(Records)
>> Begin

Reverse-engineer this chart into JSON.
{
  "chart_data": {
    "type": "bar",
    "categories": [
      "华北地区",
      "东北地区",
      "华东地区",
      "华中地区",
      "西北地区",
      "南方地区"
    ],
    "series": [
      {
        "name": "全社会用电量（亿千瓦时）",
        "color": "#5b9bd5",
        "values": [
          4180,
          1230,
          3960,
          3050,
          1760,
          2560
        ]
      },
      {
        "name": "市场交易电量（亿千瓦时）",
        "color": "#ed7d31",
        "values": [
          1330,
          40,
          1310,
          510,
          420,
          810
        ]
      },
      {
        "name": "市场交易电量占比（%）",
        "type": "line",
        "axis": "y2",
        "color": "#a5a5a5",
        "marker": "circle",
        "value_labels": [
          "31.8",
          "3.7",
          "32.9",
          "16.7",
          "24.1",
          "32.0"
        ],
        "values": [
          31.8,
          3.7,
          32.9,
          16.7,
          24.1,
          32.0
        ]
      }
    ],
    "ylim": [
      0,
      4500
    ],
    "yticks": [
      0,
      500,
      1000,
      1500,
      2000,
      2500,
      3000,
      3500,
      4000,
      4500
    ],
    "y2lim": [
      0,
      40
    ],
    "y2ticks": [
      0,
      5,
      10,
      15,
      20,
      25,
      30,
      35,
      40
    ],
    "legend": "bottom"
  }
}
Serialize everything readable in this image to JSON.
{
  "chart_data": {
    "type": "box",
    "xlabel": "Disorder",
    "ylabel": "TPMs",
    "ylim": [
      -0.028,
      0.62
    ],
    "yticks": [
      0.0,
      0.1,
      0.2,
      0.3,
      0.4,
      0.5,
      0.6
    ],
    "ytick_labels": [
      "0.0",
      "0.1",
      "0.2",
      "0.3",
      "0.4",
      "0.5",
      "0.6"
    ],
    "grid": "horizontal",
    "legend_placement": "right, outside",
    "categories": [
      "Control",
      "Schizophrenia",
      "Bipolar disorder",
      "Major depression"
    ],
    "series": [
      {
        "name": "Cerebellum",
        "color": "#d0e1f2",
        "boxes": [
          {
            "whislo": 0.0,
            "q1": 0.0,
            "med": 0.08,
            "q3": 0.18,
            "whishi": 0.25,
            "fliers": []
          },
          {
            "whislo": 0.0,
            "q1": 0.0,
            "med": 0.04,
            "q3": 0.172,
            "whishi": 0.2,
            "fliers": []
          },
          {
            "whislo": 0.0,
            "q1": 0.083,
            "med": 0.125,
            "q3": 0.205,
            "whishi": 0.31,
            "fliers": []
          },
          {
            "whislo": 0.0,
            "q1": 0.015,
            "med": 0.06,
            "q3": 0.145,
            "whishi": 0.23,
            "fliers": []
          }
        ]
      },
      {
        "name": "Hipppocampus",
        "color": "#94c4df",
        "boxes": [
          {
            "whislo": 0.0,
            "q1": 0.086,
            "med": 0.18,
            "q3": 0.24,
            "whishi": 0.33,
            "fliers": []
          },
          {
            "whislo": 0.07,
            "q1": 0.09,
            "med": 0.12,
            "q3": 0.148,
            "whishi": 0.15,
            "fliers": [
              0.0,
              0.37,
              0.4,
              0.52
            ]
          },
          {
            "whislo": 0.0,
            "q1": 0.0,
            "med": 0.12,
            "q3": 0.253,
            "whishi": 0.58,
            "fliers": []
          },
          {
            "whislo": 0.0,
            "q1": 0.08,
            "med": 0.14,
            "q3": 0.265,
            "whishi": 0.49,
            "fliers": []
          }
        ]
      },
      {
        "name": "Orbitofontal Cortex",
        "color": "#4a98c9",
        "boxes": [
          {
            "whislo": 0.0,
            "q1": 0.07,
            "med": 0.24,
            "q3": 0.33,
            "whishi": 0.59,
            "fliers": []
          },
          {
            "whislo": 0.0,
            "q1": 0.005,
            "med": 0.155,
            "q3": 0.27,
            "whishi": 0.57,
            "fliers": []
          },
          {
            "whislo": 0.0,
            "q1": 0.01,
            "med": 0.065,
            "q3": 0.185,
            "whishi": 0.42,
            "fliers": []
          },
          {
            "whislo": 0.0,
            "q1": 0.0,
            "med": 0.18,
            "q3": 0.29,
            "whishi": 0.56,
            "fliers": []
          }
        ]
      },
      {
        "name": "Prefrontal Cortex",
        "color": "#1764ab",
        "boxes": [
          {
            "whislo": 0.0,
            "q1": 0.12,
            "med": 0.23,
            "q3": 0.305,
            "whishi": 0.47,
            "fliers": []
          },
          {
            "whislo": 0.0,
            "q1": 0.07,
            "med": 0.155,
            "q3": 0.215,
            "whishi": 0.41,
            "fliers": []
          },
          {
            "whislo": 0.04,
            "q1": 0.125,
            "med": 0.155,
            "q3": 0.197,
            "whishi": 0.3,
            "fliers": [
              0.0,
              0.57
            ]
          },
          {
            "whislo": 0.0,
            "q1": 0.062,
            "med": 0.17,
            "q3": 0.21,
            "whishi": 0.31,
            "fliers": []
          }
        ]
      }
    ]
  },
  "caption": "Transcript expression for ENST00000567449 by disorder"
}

>> End

» Work instructions
Show the lines of the records that contain the word "this".

» Answer
Reverse-engineer this chart into JSON.
Serialize everything readable in this image to JSON.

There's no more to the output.